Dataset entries
════════════════
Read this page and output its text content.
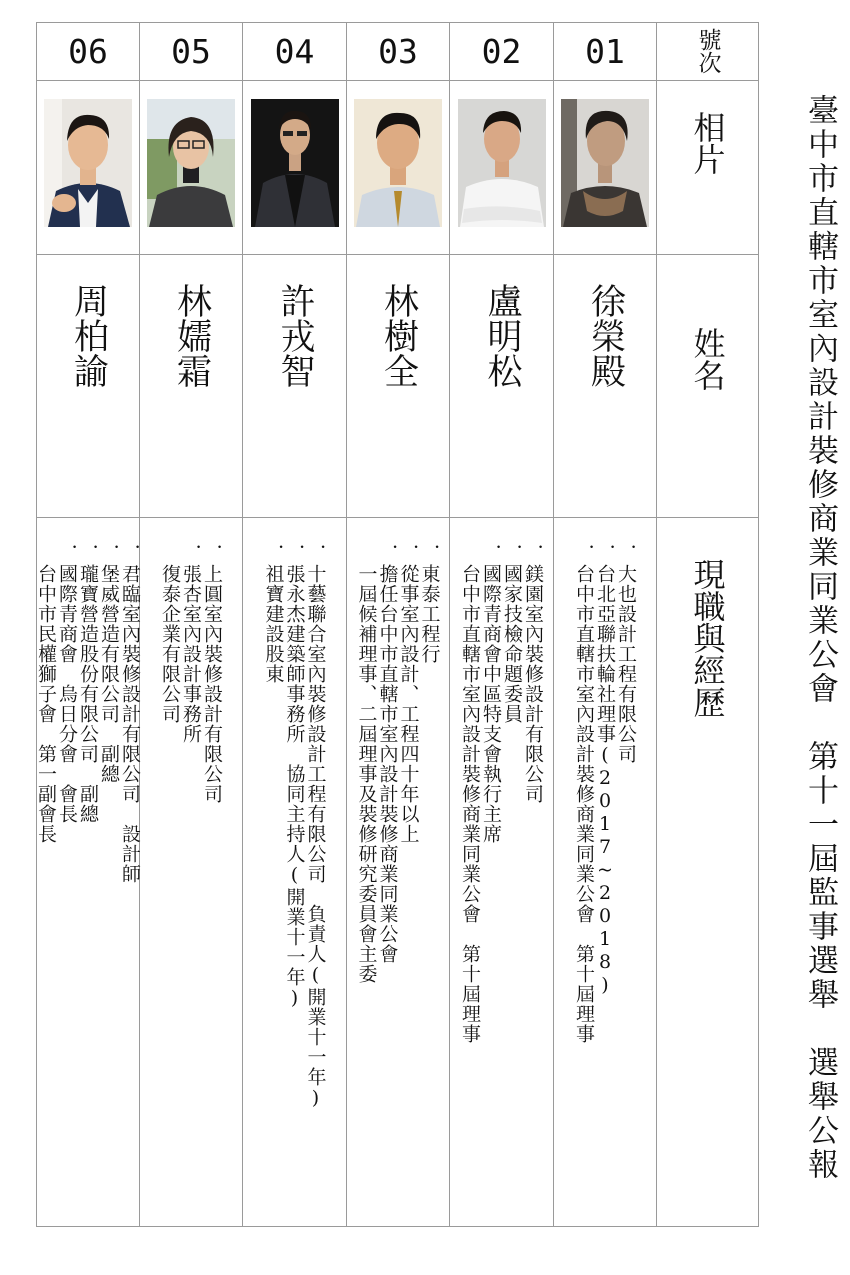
臺中市直轄市室內設計裝修商業同業公會　第十一屆監事選舉　選舉公報
06	05	04	03	02	01	號次

相片

周柏諭	林嬬霜	許戎智	林樹全	盧明松	徐榮殿	姓名

．君臨室內裝修設計有限公司　設計師
．堡威營造有限公司　副總
．瓏寶營造股份有限公司　副總
．國際青商會　烏日分會　會長
　台中市民權獅子會　第一副會長	．上圓室內裝修設計有限公司
．張杏室內設計事務所
　復泰企業有限公司	．十藝聯合室內裝修設計工程有限公司　負責人(開業十一年)
．張永杰建築師事務所　協同主持人(開業十一年)
．祖寶建設股東	．東泰工程行
．從事室內設計、工程四十年以上
．擔任台中市直轄市室內設計裝修商業同業公會
　一屆候補理事、二屆理事及裝修研究委員會主委	．鎂園室內裝修設計有限公司
．國家技檢命題委員
．國際青商會中區特支會執行主席
　台中市直轄市室內設計裝修商業同業公會　第十屆理事	．大也設計工程有限公司
．台北亞聯扶輪社理事(2017~2018)
．台中市直轄市室內設計裝修商業同業公會　第十屆理事	現職與經歷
════════════════
Problem details
Count how many lines above carry the word "第十屆理事". Only the number is required.

Answer to this problem
2